_GOAL_: Find the word "display" in the data. Return every line where it appears.

(Dataset rows)
— Begin —

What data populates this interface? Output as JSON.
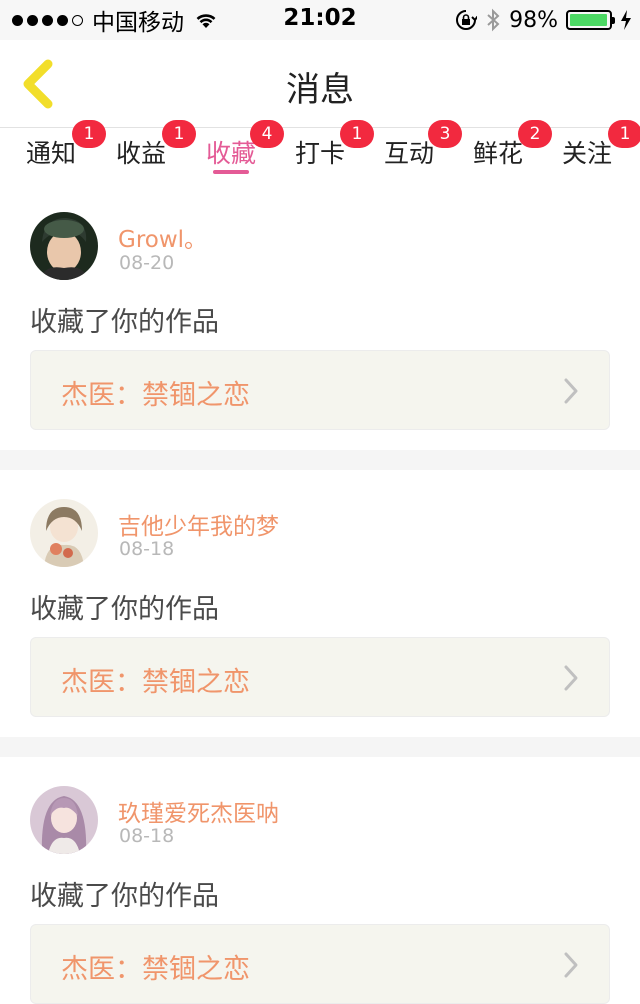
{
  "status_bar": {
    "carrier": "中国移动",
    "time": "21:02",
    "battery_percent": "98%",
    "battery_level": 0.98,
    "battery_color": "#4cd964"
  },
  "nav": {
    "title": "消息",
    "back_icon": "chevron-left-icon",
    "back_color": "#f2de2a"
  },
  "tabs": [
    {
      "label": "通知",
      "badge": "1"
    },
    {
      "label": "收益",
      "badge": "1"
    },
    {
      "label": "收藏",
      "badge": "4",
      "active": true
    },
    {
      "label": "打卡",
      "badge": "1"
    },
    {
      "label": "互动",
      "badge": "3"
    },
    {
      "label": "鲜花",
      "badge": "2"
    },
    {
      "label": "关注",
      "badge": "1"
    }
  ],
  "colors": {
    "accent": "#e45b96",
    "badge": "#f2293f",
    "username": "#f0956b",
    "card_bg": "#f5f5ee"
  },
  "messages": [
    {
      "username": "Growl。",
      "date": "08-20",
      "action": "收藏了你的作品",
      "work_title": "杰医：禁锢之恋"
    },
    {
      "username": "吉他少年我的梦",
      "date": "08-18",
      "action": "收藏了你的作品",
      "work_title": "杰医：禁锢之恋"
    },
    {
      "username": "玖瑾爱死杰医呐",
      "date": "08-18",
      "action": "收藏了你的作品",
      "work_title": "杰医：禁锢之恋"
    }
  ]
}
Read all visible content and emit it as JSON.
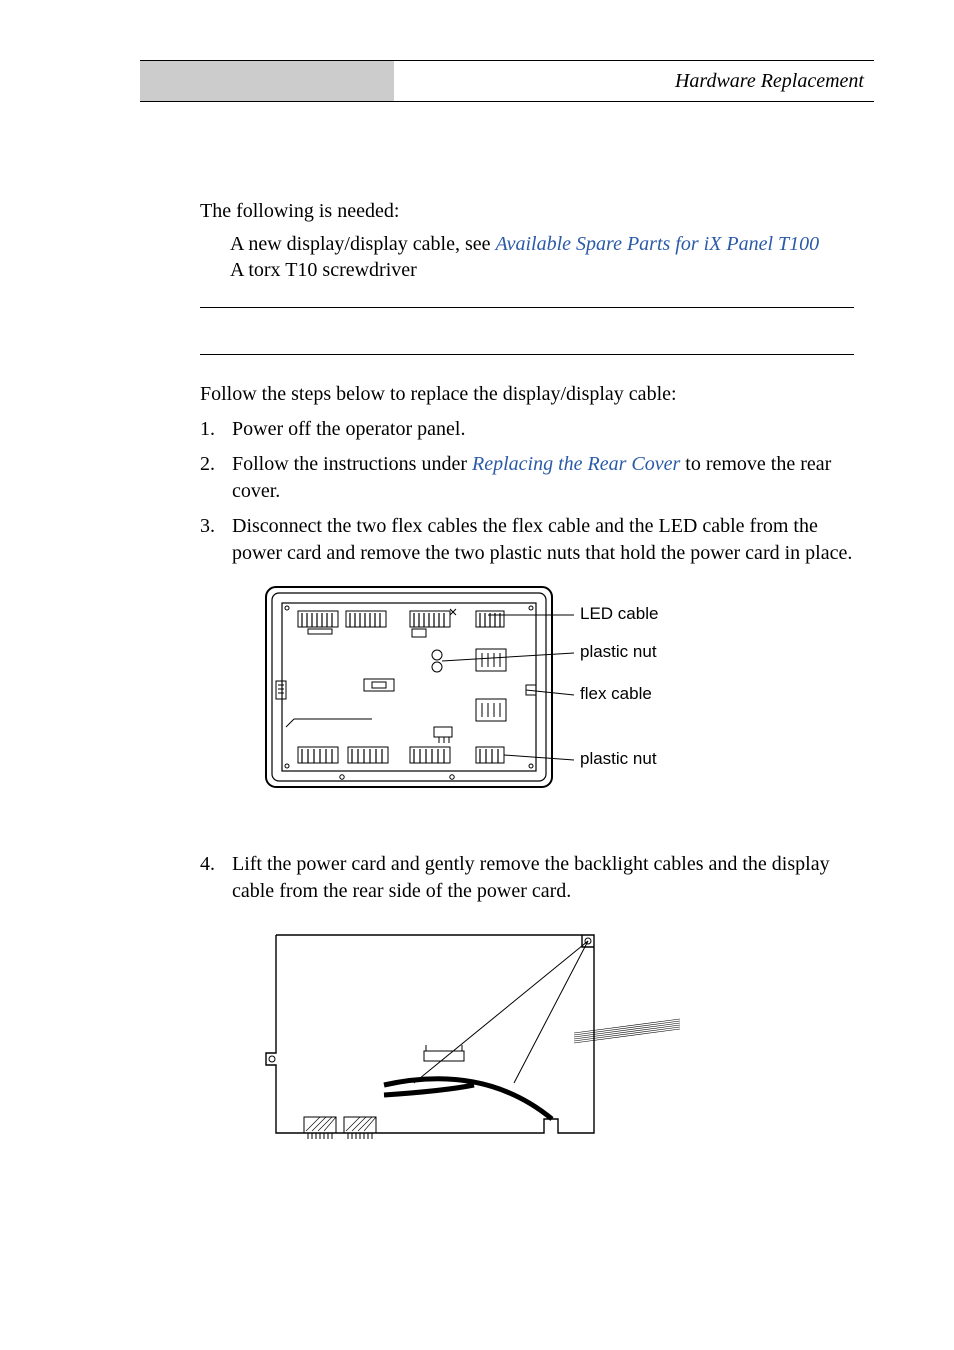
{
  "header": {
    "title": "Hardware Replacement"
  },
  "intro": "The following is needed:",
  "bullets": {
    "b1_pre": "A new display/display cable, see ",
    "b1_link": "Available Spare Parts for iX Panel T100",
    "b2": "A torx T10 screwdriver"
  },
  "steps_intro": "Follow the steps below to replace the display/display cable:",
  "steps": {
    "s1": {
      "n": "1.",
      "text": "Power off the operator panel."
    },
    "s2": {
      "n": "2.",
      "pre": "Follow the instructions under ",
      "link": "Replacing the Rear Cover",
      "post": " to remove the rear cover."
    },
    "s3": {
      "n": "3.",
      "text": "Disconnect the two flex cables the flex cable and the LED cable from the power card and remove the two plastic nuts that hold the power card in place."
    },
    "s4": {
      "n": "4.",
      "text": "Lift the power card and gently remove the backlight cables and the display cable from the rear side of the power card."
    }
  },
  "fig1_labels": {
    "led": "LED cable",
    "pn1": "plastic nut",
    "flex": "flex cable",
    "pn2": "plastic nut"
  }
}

— End —
— Begin —

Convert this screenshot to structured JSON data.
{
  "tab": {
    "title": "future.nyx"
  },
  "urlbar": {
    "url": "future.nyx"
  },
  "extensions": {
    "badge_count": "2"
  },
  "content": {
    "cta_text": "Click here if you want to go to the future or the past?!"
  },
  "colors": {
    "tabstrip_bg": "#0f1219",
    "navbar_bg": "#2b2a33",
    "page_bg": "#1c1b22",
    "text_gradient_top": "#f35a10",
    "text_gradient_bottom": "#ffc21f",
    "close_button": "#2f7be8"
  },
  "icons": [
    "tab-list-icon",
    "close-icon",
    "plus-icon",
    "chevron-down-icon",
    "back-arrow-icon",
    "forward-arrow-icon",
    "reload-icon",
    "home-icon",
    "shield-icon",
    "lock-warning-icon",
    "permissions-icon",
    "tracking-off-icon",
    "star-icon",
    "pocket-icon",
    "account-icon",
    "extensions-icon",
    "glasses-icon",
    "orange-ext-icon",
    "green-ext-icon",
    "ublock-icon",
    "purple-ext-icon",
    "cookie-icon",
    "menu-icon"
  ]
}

— End —
— Begin —

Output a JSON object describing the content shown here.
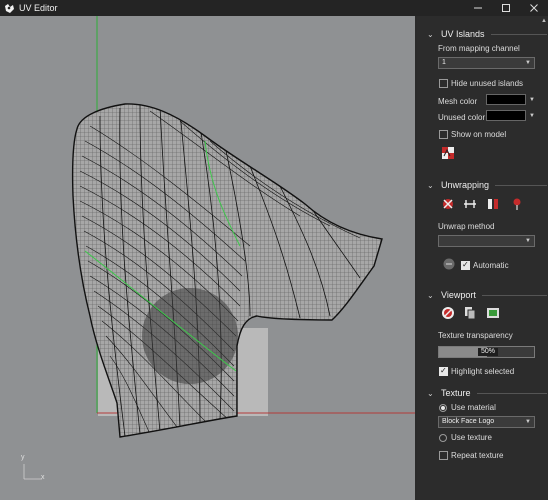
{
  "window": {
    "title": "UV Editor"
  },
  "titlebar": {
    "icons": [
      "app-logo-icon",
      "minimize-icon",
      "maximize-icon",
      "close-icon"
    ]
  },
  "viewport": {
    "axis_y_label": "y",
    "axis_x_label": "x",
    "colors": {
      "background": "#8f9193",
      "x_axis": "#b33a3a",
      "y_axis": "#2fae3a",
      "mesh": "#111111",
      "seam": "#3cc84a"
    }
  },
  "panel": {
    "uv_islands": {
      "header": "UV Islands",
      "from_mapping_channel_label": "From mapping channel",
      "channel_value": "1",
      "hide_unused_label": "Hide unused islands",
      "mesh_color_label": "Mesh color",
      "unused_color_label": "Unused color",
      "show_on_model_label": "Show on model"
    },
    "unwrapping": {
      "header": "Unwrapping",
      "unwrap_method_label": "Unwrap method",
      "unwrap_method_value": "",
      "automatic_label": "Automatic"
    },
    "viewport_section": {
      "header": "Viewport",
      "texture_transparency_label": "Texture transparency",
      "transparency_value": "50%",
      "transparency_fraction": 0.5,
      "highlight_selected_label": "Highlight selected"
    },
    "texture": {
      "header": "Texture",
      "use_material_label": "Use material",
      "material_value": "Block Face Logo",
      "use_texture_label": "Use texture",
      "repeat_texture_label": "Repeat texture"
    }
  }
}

— End —

_RESULT_:
    "b1_pre": "A new display/display cable, see ",
  "steps_intro": "Follow the steps below to replace the display/display cable:",
      "text": "Lift the power card and gently remove the backlight cables and the display cable from the rear side of the power card."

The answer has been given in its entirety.